• **JOB**: Write the material out again exactly as it stands.

-=-=-

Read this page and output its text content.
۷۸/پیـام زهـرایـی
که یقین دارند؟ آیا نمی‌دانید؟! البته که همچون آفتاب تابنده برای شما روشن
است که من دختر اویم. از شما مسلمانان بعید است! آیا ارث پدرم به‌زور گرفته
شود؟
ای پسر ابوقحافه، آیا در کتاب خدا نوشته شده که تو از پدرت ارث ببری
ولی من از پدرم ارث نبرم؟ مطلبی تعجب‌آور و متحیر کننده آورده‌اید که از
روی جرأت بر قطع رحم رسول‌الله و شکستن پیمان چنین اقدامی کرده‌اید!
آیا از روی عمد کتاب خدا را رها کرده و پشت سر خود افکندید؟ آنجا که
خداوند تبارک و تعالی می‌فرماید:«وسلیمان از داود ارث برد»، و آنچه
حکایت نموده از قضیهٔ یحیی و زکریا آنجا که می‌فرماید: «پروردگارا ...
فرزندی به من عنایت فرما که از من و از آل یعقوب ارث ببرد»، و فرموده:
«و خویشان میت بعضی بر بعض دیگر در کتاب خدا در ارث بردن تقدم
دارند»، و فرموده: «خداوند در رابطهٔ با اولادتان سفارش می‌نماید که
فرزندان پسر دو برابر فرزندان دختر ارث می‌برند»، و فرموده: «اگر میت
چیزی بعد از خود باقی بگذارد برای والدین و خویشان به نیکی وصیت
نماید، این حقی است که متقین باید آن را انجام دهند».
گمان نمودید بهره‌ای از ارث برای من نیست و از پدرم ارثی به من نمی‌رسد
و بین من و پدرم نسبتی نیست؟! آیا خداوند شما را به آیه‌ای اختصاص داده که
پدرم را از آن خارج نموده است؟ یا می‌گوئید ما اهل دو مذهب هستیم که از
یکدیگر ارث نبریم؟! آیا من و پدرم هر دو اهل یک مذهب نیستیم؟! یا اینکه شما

-=-=-

• **THE SOLUTION**:
Read this page and output its text content.
۷۸/پیـام زهـرایـی
که یقین دارند؟ آیا نمی‌دانید؟! البته که همچون آفتاب تابنده برای شما روشن
است که من دختر اویم. از شما مسلمانان بعید است! آیا ارث پدرم به‌زور گرفته
شود؟
ای پسر ابوقحافه، آیا در کتاب خدا نوشته شده که تو از پدرت ارث ببری
ولی من از پدرم ارث نبرم؟ مطلبی تعجب‌آور و متحیر کننده آورده‌اید که از
روی جرأت بر قطع رحم رسول‌الله و شکستن پیمان چنین اقدامی کرده‌اید!
آیا از روی عمد کتاب خدا را رها کرده و پشت سر خود افکندید؟ آنجا که
خداوند تبارک و تعالی می‌فرماید:«وسلیمان از داود ارث برد»، و آنچه
حکایت نموده از قضیهٔ یحیی و زکریا آنجا که می‌فرماید: «پروردگارا ...
فرزندی به من عنایت فرما که از من و از آل یعقوب ارث ببرد»، و فرموده:
«و خویشان میت بعضی بر بعض دیگر در کتاب خدا در ارث بردن تقدم
دارند»، و فرموده: «خداوند در رابطهٔ با اولادتان سفارش می‌نماید که
فرزندان پسر دو برابر فرزندان دختر ارث می‌برند»، و فرموده: «اگر میت
چیزی بعد از خود باقی بگذارد برای والدین و خویشان به نیکی وصیت
نماید، این حقی است که متقین باید آن را انجام دهند».
گمان نمودید بهره‌ای از ارث برای من نیست و از پدرم ارثی به من نمی‌رسد
و بین من و پدرم نسبتی نیست؟! آیا خداوند شما را به آیه‌ای اختصاص داده که
پدرم را از آن خارج نموده است؟ یا می‌گوئید ما اهل دو مذهب هستیم که از
یکدیگر ارث نبریم؟! آیا من و پدرم هر دو اهل یک مذهب نیستیم؟! یا اینکه شما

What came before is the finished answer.